Figure content listings:
-- Begin --

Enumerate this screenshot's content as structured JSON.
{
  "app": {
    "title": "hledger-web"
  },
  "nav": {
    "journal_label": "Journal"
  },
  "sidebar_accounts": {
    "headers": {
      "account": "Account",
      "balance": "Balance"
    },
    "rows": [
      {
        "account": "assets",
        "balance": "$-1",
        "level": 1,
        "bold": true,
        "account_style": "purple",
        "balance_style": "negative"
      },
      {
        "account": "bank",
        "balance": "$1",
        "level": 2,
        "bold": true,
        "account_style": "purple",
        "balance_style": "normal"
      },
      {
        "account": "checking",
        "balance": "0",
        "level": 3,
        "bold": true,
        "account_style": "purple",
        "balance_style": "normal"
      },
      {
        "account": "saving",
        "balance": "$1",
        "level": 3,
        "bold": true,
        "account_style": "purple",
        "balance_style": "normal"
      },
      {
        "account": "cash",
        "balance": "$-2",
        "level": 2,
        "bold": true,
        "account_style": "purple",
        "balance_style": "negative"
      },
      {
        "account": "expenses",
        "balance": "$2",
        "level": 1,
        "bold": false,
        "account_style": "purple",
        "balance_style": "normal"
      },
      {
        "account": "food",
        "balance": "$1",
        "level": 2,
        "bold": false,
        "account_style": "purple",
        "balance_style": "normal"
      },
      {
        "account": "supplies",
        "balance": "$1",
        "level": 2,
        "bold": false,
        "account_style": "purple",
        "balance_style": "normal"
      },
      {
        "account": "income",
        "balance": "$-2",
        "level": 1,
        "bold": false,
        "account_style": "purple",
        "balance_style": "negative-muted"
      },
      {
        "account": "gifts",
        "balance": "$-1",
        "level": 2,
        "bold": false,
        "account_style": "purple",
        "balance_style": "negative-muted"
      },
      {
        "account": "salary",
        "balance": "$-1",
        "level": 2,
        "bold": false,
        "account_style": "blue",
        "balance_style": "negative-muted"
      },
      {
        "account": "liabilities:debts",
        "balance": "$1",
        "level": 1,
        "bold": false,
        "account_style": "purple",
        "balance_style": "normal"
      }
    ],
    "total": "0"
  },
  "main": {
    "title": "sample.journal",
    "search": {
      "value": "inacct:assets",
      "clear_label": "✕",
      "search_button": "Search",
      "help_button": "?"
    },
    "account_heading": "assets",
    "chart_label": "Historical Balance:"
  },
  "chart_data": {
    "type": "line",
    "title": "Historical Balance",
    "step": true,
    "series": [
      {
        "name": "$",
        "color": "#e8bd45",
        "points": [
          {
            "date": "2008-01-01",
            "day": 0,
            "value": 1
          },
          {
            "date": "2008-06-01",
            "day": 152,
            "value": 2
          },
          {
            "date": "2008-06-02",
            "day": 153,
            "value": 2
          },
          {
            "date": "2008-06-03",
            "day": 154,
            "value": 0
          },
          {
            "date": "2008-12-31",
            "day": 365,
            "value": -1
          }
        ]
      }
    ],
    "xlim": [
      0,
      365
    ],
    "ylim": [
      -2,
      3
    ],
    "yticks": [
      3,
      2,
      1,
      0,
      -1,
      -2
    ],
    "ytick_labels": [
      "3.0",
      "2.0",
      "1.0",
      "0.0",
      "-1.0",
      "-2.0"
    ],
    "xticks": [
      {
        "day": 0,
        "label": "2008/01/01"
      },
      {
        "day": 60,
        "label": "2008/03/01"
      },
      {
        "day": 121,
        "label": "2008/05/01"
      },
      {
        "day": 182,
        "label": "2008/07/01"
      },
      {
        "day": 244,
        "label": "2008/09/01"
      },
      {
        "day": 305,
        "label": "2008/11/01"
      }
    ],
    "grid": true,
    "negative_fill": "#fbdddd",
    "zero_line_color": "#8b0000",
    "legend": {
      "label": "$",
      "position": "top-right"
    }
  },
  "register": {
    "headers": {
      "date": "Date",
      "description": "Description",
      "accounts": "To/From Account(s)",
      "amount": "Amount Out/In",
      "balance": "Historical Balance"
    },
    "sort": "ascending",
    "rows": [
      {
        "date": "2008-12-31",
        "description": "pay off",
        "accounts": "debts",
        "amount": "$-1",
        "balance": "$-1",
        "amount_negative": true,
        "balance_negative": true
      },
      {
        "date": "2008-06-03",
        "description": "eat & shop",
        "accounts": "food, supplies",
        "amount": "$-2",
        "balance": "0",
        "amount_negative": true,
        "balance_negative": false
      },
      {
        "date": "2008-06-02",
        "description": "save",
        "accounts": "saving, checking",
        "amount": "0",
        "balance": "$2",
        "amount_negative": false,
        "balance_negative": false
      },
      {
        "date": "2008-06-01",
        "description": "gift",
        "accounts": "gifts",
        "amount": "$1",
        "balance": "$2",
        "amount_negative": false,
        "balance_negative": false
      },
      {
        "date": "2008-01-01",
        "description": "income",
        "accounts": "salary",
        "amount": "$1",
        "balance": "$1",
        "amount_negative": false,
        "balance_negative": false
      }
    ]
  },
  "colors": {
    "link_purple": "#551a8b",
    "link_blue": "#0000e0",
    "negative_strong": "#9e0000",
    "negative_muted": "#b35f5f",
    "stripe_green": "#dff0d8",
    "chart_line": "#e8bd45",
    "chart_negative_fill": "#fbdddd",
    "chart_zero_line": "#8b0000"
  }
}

-- End --

• Task brief
Using the material above, count the lines containing the word "debts". Reply with the number alone.

• Answer in full
2